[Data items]

= = = = = = =

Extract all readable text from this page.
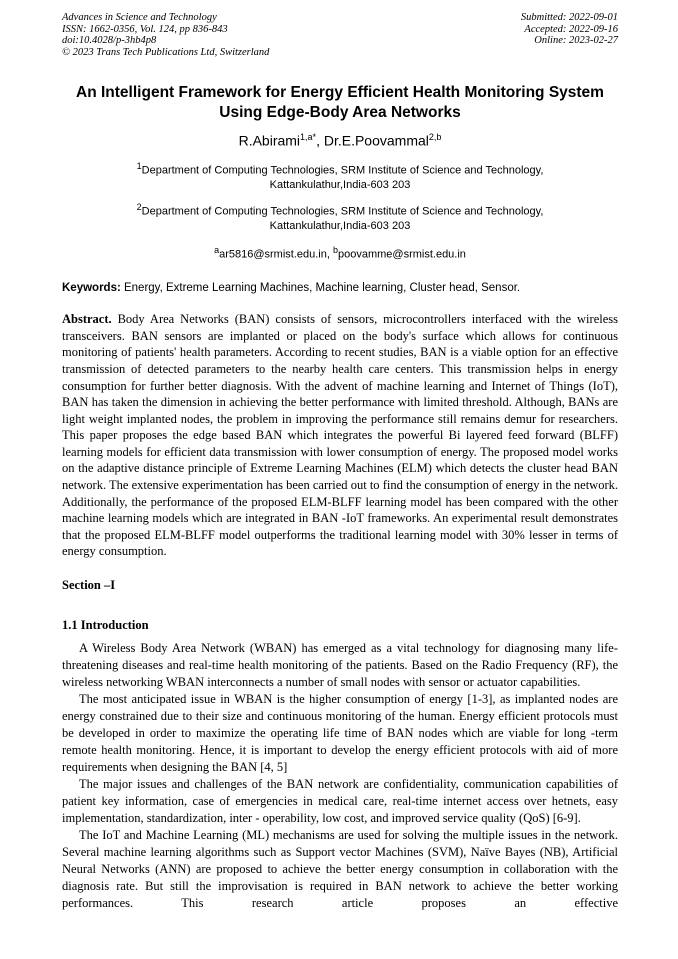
Advances in Science and Technology
ISSN: 1662-0356, Vol. 124, pp 836-843
doi:10.4028/p-3hb4p8
© 2023 Trans Tech Publications Ltd, Switzerland
Submitted: 2022-09-01
Accepted: 2022-09-16
Online: 2023-02-27
An Intelligent Framework for Energy Efficient Health Monitoring System
Using Edge-Body Area Networks
R.Abirami$^{1,a*}$, Dr.E.Poovammal$^{2,b}$
$^1$Department of Computing Technologies, SRM Institute of Science and Technology,
Kattankulathur,India-603 203
$^2$Department of Computing Technologies, SRM Institute of Science and Technology,
Kattankulathur,India-603 203
$^a$ar5816@srmist.edu.in, $^b$poovamme@srmist.edu.in
Keywords: Energy, Extreme Learning Machines, Machine learning, Cluster head, Sensor.
Abstract. Body Area Networks (BAN) consists of sensors, microcontrollers interfaced with the wireless transceivers. BAN sensors are implanted or placed on the body's surface which allows for continuous monitoring of patients' health parameters. According to recent studies, BAN is a viable option for an effective transmission of detected parameters to the nearby health care centers. This transmission helps in energy consumption for further better diagnosis. With the advent of machine learning and Internet of Things (IoT), BAN has taken the dimension in achieving the better performance with limited threshold. Although, BANs are light weight implanted nodes, the problem in improving the performance still remains demur for researchers. This paper proposes the edge based BAN which integrates the powerful Bi layered feed forward (BLFF) learning models for efficient data transmission with lower consumption of energy. The proposed model works on the adaptive distance principle of Extreme Learning Machines (ELM) which detects the cluster head BAN network. The extensive experimentation has been carried out to find the consumption of energy in the network. Additionally, the performance of the proposed ELM-BLFF learning model has been compared with the other machine learning models which are integrated in BAN -IoT frameworks. An experimental result demonstrates that the proposed ELM-BLFF model outperforms the traditional learning model with 30% lesser in terms of energy consumption.
Section –I
1.1 Introduction

A Wireless Body Area Network (WBAN) has emerged as a vital technology for diagnosing many life-threatening diseases and real-time health monitoring of the patients. Based on the Radio Frequency (RF), the wireless networking WBAN interconnects a number of small nodes with sensor or actuator capabilities.

The most anticipated issue in WBAN is the higher consumption of energy [1-3], as implanted nodes are energy constrained due to their size and continuous monitoring of the human. Energy efficient protocols must be developed in order to maximize the operating life time of BAN nodes which are viable for long -term remote health monitoring. Hence, it is important to develop the energy efficient protocols with aid of more requirements when designing the BAN [4, 5]

The major issues and challenges of the BAN network are confidentiality, communication capabilities of patient key information, case of emergencies in medical care, real-time internet access over hetnets, easy implementation, standardization, inter - operability, low cost, and improved service quality (QoS) [6-9].

The IoT and Machine Learning (ML) mechanisms are used for solving the multiple issues in the network. Several machine learning algorithms such as Support vector Machines (SVM), Naïve Bayes (NB), Artificial Neural Networks (ANN) are proposed to achieve the better energy consumption in collaboration with the diagnosis rate. But still the improvisation is required in BAN network to achieve the better working performances. This research article proposes an effective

= = = = = = =

### PROBLEM TO SOLVE
Write out each line of the data exactly; the images should be left out.

### WRITTEN RESPONSE
Extract all readable text from this page.
Advances in Science and Technology
ISSN: 1662-0356, Vol. 124, pp 836-843
doi:10.4028/p-3hb4p8
© 2023 Trans Tech Publications Ltd, Switzerland
Submitted: 2022-09-01
Accepted: 2022-09-16
Online: 2023-02-27
An Intelligent Framework for Energy Efficient Health Monitoring System
Using Edge-Body Area Networks
R.Abirami$^{1,a*}$, Dr.E.Poovammal$^{2,b}$
$^1$Department of Computing Technologies, SRM Institute of Science and Technology,
Kattankulathur,India-603 203
$^2$Department of Computing Technologies, SRM Institute of Science and Technology,
Kattankulathur,India-603 203
$^a$ar5816@srmist.edu.in, $^b$poovamme@srmist.edu.in
Keywords: Energy, Extreme Learning Machines, Machine learning, Cluster head, Sensor.
Abstract. Body Area Networks (BAN) consists of sensors, microcontrollers interfaced with the wireless transceivers. BAN sensors are implanted or placed on the body's surface which allows for continuous monitoring of patients' health parameters. According to recent studies, BAN is a viable option for an effective transmission of detected parameters to the nearby health care centers. This transmission helps in energy consumption for further better diagnosis. With the advent of machine learning and Internet of Things (IoT), BAN has taken the dimension in achieving the better performance with limited threshold. Although, BANs are light weight implanted nodes, the problem in improving the performance still remains demur for researchers. This paper proposes the edge based BAN which integrates the powerful Bi layered feed forward (BLFF) learning models for efficient data transmission with lower consumption of energy. The proposed model works on the adaptive distance principle of Extreme Learning Machines (ELM) which detects the cluster head BAN network. The extensive experimentation has been carried out to find the consumption of energy in the network. Additionally, the performance of the proposed ELM-BLFF learning model has been compared with the other machine learning models which are integrated in BAN -IoT frameworks. An experimental result demonstrates that the proposed ELM-BLFF model outperforms the traditional learning model with 30% lesser in terms of energy consumption.
Section –I
1.1 Introduction

A Wireless Body Area Network (WBAN) has emerged as a vital technology for diagnosing many life-threatening diseases and real-time health monitoring of the patients. Based on the Radio Frequency (RF), the wireless networking WBAN interconnects a number of small nodes with sensor or actuator capabilities.

The most anticipated issue in WBAN is the higher consumption of energy [1-3], as implanted nodes are energy constrained due to their size and continuous monitoring of the human. Energy efficient protocols must be developed in order to maximize the operating life time of BAN nodes which are viable for long -term remote health monitoring. Hence, it is important to develop the energy efficient protocols with aid of more requirements when designing the BAN [4, 5]

The major issues and challenges of the BAN network are confidentiality, communication capabilities of patient key information, case of emergencies in medical care, real-time internet access over hetnets, easy implementation, standardization, inter - operability, low cost, and improved service quality (QoS) [6-9].

The IoT and Machine Learning (ML) mechanisms are used for solving the multiple issues in the network. Several machine learning algorithms such as Support vector Machines (SVM), Naïve Bayes (NB), Artificial Neural Networks (ANN) are proposed to achieve the better energy consumption in collaboration with the diagnosis rate. But still the improvisation is required in BAN network to achieve the better working performances. This research article proposes an effective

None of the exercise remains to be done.